INSTRUCTION: Where a line holds the string "ylabel", return that line.

--- START OF DATASET ENTRIES ---

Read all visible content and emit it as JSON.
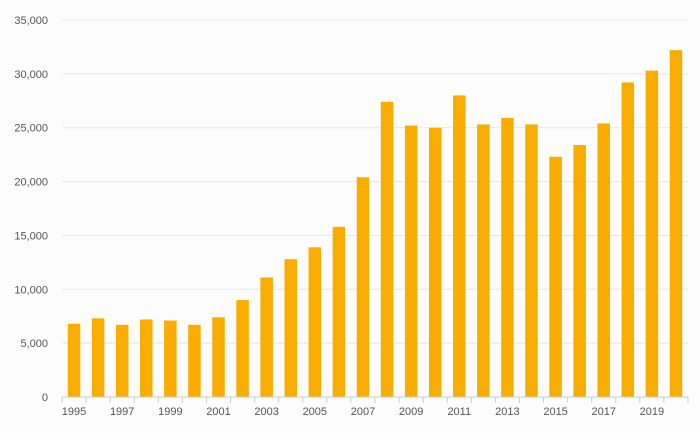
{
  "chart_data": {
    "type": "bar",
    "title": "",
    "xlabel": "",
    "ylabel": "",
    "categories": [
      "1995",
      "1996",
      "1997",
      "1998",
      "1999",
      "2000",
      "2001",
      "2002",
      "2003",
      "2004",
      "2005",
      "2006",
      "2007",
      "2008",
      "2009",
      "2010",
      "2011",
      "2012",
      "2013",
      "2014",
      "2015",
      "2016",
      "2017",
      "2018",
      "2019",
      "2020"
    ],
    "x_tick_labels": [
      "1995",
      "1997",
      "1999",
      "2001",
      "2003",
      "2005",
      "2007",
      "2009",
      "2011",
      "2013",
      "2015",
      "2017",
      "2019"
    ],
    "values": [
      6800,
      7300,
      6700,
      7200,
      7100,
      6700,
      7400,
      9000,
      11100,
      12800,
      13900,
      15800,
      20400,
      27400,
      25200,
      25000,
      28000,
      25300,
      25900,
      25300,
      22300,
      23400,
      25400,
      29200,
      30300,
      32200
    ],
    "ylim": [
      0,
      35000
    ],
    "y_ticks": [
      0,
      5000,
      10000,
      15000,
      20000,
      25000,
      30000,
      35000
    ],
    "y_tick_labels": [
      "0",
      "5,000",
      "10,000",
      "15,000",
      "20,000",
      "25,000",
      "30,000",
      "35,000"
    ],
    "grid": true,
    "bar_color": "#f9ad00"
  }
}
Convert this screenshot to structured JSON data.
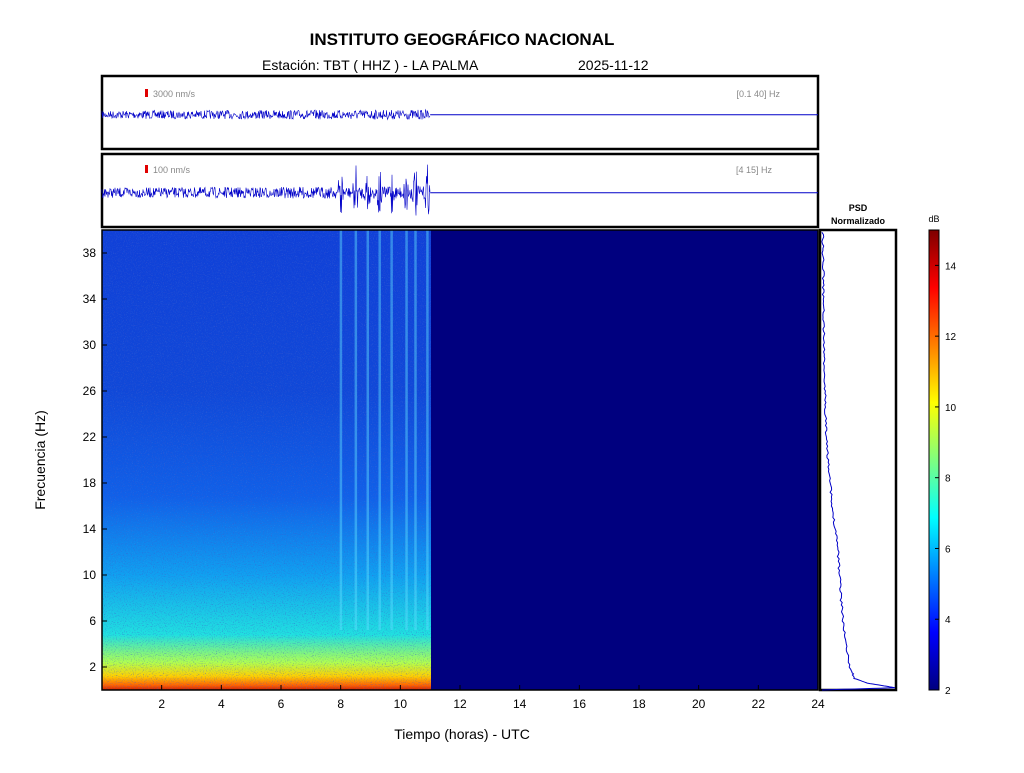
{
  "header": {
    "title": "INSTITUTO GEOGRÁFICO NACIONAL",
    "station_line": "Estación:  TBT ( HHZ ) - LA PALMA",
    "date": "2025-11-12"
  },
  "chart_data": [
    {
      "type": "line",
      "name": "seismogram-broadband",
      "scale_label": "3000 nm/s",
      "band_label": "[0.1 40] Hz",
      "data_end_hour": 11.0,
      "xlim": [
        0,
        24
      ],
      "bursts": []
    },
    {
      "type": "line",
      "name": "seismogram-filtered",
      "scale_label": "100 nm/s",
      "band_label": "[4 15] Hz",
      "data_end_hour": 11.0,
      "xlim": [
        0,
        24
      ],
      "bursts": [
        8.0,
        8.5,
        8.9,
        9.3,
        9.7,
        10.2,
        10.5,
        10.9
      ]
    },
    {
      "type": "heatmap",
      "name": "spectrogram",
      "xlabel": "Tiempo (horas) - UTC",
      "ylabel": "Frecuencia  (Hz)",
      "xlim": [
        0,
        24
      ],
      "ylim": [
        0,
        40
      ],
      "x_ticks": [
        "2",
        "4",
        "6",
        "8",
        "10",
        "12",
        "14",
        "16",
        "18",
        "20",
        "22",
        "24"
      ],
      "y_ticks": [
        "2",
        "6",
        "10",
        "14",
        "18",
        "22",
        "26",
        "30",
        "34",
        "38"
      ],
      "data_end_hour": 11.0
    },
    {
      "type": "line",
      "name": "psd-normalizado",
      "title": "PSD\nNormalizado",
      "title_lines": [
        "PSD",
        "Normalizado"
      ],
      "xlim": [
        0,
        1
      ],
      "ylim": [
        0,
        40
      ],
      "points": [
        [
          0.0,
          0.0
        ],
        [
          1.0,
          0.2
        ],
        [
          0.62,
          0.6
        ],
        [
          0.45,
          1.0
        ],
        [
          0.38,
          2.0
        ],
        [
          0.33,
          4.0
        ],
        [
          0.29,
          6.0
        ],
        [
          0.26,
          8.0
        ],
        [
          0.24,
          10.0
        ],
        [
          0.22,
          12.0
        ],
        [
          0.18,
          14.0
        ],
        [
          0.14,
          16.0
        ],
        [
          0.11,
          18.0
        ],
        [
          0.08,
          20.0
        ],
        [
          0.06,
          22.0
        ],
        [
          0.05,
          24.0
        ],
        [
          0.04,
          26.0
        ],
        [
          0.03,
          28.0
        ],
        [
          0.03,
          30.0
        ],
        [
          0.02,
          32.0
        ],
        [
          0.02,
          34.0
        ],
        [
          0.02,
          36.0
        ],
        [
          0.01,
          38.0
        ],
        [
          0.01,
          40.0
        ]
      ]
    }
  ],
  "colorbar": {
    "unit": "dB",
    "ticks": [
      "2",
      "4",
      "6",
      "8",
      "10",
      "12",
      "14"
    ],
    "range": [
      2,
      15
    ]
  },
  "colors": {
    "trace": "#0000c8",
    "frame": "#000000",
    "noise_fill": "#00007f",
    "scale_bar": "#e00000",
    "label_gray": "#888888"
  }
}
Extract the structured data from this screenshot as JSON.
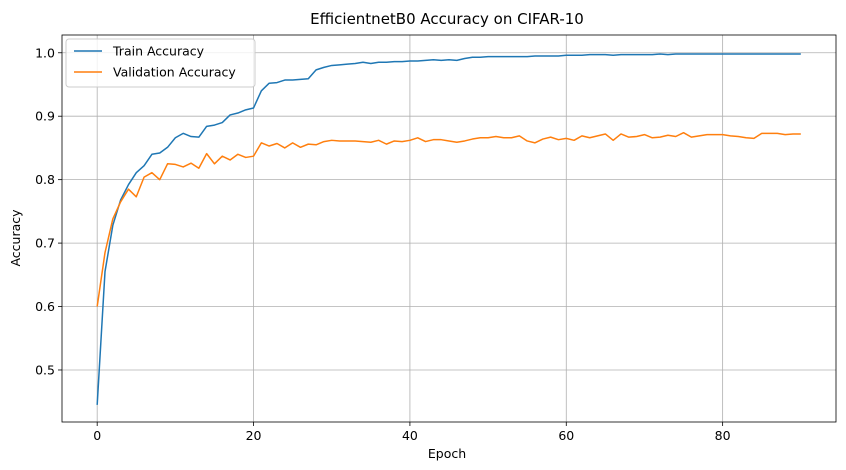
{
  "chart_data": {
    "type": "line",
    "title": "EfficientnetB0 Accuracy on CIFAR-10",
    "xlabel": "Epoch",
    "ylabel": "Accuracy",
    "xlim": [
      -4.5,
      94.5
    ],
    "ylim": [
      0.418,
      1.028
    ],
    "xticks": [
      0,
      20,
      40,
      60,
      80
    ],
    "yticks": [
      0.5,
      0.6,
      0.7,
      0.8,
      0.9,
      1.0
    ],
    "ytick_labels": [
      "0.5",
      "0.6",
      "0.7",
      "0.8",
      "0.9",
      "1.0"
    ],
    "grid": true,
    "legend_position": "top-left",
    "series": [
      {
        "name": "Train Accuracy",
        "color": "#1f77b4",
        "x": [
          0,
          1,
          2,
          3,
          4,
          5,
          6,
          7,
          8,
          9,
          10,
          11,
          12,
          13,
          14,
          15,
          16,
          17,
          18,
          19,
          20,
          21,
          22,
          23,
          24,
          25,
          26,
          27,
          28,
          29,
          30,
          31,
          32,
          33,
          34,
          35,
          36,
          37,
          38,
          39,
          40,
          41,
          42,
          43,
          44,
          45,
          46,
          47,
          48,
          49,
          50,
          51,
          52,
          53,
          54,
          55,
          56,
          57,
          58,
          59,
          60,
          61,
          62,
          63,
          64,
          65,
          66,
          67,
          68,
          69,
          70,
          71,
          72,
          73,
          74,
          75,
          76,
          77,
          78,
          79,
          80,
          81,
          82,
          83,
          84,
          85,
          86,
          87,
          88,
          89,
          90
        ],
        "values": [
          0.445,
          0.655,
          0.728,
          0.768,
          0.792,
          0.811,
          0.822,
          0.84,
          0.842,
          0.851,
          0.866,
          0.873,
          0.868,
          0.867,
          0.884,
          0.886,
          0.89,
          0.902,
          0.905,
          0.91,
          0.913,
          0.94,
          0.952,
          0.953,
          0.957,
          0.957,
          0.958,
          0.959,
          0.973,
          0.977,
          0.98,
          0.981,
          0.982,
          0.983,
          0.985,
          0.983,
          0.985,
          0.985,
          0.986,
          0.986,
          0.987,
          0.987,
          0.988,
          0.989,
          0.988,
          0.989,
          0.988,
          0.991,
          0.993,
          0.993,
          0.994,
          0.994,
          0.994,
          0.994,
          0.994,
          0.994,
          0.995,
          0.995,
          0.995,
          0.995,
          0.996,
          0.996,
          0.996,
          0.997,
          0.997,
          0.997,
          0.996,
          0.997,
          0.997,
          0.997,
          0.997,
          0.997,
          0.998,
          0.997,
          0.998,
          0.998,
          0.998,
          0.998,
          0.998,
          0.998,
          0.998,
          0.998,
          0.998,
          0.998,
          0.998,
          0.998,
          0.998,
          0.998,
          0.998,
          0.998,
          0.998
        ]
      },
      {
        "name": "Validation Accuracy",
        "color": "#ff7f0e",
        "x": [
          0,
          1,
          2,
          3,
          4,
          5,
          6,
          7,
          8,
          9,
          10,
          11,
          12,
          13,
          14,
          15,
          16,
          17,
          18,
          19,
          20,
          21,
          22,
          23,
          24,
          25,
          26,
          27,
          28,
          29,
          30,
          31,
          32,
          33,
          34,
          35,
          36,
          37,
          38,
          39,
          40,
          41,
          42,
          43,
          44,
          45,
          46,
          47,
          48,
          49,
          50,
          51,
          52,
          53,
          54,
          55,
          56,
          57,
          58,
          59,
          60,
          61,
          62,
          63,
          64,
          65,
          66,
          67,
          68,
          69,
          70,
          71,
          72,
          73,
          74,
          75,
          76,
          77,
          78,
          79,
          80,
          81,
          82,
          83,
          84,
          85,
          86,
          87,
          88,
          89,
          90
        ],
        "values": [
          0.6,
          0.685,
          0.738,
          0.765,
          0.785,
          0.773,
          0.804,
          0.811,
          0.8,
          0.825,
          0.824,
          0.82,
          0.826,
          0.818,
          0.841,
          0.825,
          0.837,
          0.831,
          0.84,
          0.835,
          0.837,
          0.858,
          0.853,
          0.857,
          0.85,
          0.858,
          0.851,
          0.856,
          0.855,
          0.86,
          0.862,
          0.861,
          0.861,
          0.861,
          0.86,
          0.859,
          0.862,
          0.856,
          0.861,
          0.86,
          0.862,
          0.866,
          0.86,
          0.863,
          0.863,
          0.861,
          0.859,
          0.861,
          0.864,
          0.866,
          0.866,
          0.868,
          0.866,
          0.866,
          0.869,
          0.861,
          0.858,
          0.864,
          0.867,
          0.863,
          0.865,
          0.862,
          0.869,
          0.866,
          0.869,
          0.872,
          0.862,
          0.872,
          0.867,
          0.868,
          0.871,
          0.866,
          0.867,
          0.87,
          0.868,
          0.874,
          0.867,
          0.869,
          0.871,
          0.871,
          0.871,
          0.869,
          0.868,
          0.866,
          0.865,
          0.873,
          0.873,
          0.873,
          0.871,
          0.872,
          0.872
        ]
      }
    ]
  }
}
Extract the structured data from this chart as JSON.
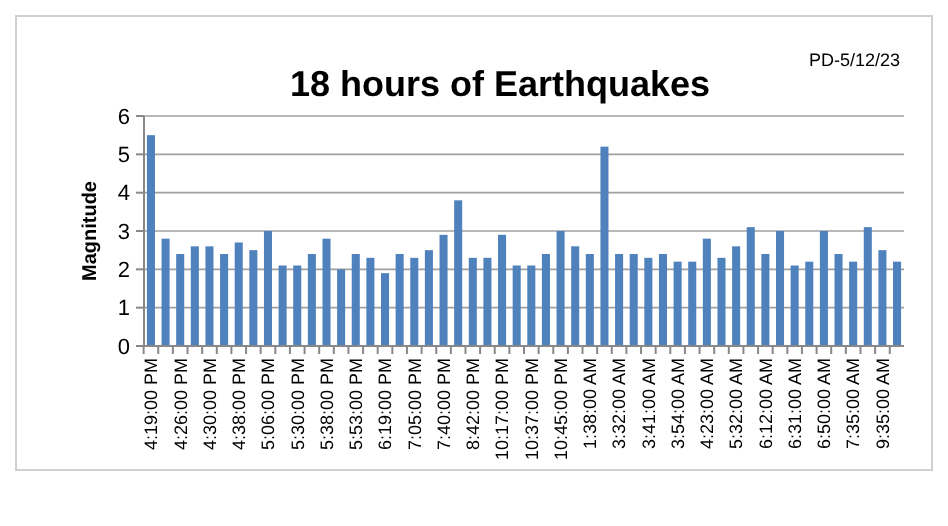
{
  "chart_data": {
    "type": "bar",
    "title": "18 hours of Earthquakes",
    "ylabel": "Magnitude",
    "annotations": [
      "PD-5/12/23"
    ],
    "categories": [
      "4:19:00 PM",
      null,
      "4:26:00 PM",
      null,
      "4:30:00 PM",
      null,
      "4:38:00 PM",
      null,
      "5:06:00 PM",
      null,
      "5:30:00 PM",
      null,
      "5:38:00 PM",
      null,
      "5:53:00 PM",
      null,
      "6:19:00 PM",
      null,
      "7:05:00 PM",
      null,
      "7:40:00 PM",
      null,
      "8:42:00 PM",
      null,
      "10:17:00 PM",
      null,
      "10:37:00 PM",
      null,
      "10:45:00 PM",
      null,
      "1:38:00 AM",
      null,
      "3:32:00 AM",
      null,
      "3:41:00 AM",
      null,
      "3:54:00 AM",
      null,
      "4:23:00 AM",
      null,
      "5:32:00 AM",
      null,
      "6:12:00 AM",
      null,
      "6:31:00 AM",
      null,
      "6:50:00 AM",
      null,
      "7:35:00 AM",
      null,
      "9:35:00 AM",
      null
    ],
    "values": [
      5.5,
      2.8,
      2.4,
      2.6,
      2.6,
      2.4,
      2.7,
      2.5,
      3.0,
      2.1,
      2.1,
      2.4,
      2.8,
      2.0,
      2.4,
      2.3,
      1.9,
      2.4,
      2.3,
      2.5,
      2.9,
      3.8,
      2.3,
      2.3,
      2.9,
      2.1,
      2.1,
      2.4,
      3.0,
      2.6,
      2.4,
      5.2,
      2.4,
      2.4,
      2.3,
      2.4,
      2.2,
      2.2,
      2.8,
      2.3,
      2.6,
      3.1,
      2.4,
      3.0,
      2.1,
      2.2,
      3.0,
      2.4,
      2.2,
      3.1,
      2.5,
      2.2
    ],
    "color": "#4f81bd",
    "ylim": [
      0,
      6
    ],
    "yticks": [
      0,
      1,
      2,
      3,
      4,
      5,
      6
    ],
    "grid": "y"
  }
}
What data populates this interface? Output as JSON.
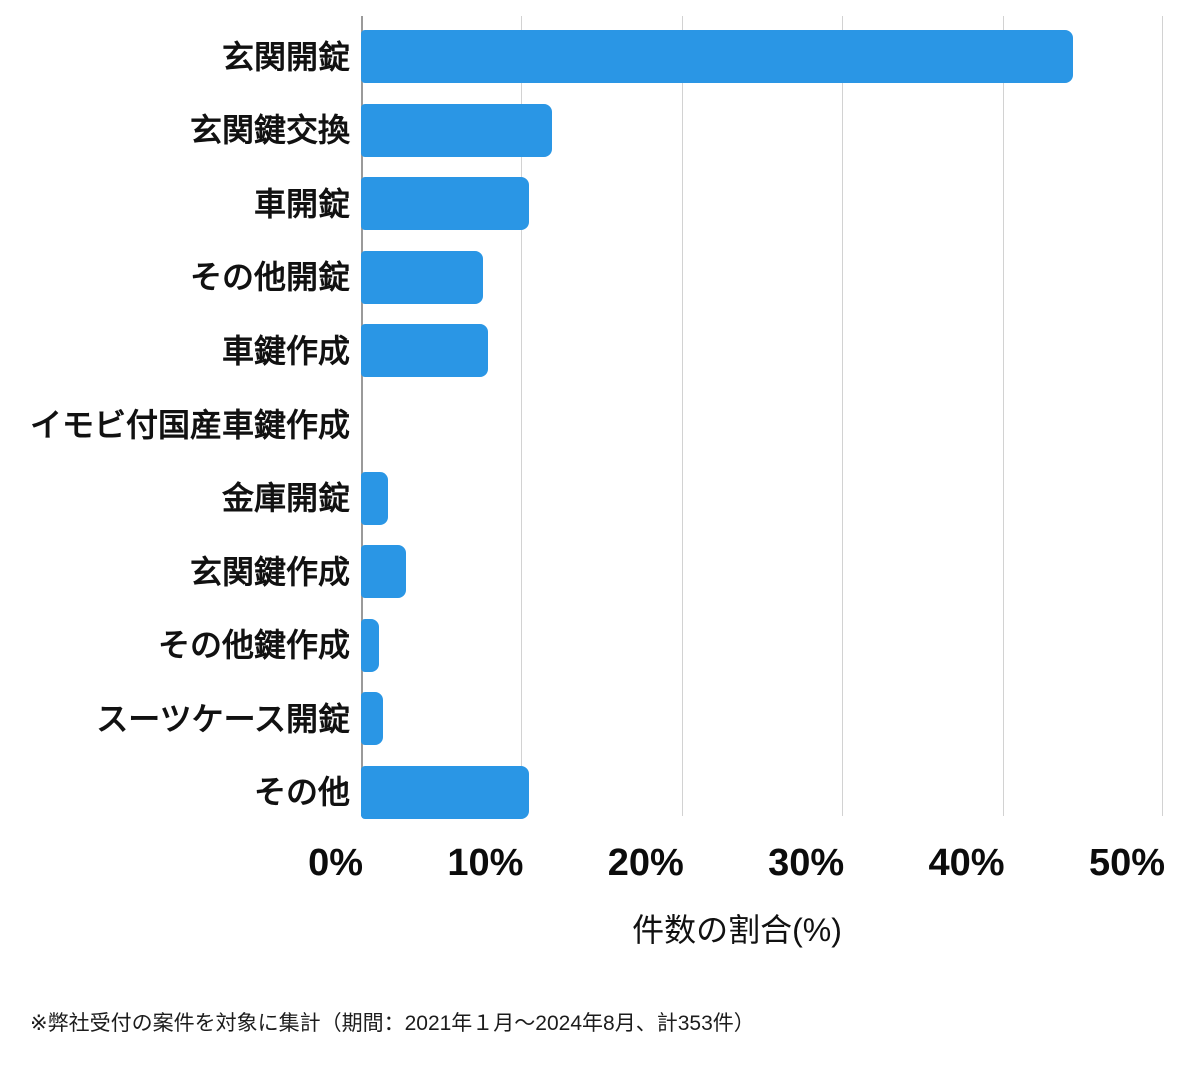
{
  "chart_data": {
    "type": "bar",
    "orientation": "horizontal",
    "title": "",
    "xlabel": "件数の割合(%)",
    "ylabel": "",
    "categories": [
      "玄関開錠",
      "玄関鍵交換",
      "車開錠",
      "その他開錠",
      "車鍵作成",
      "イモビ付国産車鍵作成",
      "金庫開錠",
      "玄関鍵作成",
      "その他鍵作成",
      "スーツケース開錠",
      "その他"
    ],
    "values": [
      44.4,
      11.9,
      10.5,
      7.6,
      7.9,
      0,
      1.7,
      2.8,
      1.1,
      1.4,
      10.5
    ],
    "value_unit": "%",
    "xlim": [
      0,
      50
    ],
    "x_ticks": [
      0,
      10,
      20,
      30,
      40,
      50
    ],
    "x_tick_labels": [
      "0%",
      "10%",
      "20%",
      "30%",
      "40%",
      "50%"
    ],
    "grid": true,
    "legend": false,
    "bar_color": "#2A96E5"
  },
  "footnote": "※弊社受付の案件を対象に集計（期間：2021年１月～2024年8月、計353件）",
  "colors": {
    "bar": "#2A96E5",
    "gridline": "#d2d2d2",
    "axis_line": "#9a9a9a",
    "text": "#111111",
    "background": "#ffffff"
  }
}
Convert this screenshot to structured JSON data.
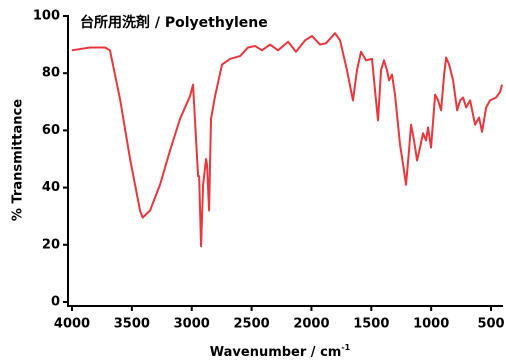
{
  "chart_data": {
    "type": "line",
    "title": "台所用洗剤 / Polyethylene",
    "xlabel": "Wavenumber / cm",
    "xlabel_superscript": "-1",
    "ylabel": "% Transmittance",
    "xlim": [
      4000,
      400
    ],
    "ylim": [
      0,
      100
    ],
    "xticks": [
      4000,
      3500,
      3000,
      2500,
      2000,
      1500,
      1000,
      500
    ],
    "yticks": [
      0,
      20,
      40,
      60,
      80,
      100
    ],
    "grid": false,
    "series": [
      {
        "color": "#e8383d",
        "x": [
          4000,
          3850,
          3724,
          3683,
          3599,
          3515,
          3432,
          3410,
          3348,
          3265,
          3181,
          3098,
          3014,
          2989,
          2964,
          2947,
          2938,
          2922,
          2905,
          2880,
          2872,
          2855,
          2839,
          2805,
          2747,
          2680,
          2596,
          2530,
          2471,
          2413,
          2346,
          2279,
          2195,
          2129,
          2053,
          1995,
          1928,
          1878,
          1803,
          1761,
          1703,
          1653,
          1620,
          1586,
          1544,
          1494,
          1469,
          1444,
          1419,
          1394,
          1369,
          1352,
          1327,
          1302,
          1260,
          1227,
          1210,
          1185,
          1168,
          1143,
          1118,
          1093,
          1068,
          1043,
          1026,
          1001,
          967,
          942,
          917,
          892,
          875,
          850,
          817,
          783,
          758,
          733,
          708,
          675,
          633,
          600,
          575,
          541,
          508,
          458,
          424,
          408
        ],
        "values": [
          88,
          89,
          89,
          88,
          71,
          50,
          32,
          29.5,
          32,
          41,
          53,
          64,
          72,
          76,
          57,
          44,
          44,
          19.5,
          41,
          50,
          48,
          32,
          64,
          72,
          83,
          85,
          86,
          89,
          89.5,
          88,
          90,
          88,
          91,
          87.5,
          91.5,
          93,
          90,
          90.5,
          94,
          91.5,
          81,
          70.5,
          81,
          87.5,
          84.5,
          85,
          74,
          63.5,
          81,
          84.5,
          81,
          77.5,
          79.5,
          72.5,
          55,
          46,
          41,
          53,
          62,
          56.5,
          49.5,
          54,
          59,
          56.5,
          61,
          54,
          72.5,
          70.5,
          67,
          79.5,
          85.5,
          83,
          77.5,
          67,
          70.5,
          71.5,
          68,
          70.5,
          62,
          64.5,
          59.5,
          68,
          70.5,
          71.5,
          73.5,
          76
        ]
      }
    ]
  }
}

--- END OF DATASET ENTRIES ---

RESPONSE TO THE TASK:
    "ylabel": "",
      "ylabel": "Frecuencia  (Hz)",
    "ylabel": "Accuracy",
    "ylabel": "Magnitude",
    "ylabel": "",
    "ylabel": "% Transmittance",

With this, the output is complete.